### Work required
Restate each line word for word. Leave out every picture.

(Data entries)
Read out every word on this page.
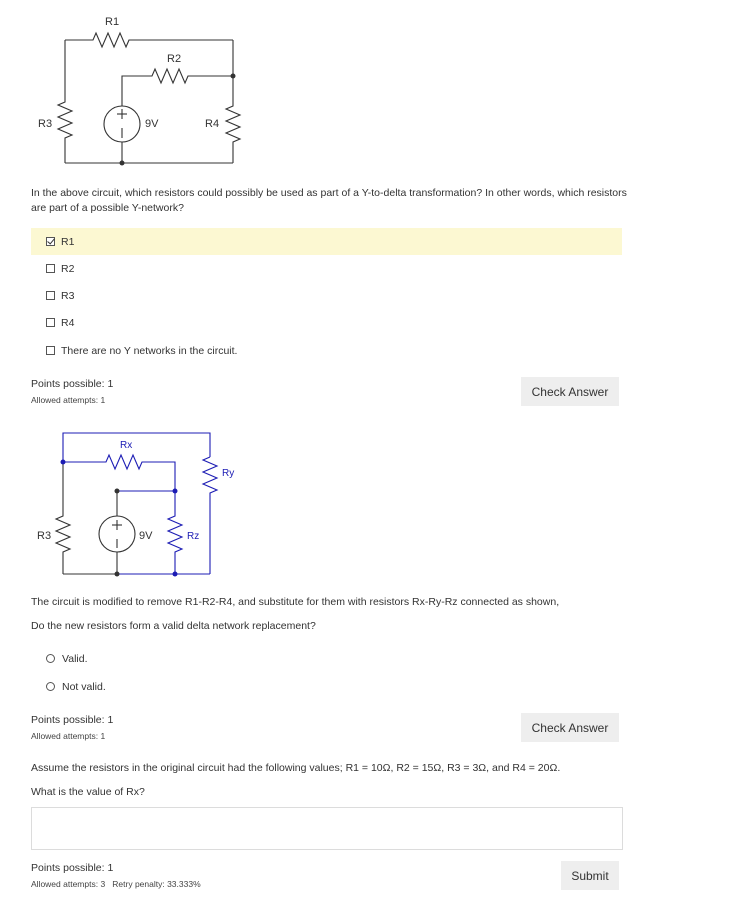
R1
R2
R3	R4
9V
In the above circuit, which resistors could possibly be used as part of a Y-to-delta transformation? In other words, which resistors are part of a possible Y-network?
R1
R2
R3
R4
There are no Y networks in the circuit.
Points possible: 1
Allowed attempts: 1
Check Answer
Rx
Ry
Rz
R3	9V
The circuit is modified to remove R1-R2-R4, and substitute for them with resistors Rx-Ry-Rz connected as shown,
Do the new resistors form a valid delta network replacement?
Valid.
Not valid.
Points possible: 1
Allowed attempts: 1
Check Answer
Assume the resistors in the original circuit had the following values; R1 = 10Ω, R2 = 15Ω, R3 = 3Ω, and R4 = 20Ω.
What is the value of Rx?
Points possible: 1
Allowed attempts: 3 Retry penalty: 33.333%
Submit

### Full answer
Read out every word on this page.
R1
R2
R3	R4
9V
In the above circuit, which resistors could possibly be used as part of a Y-to-delta transformation? In other words, which resistors are part of a possible Y-network?
R1
R2
R3
R4
There are no Y networks in the circuit.
Points possible: 1
Allowed attempts: 1
Check Answer
Rx
Ry
Rz
R3	9V
The circuit is modified to remove R1-R2-R4, and substitute for them with resistors Rx-Ry-Rz connected as shown,
Do the new resistors form a valid delta network replacement?
Valid.
Not valid.
Points possible: 1
Allowed attempts: 1
Check Answer
Assume the resistors in the original circuit had the following values; R1 = 10Ω, R2 = 15Ω, R3 = 3Ω, and R4 = 20Ω.
What is the value of Rx?
Points possible: 1
Allowed attempts: 3 Retry penalty: 33.333%
Submit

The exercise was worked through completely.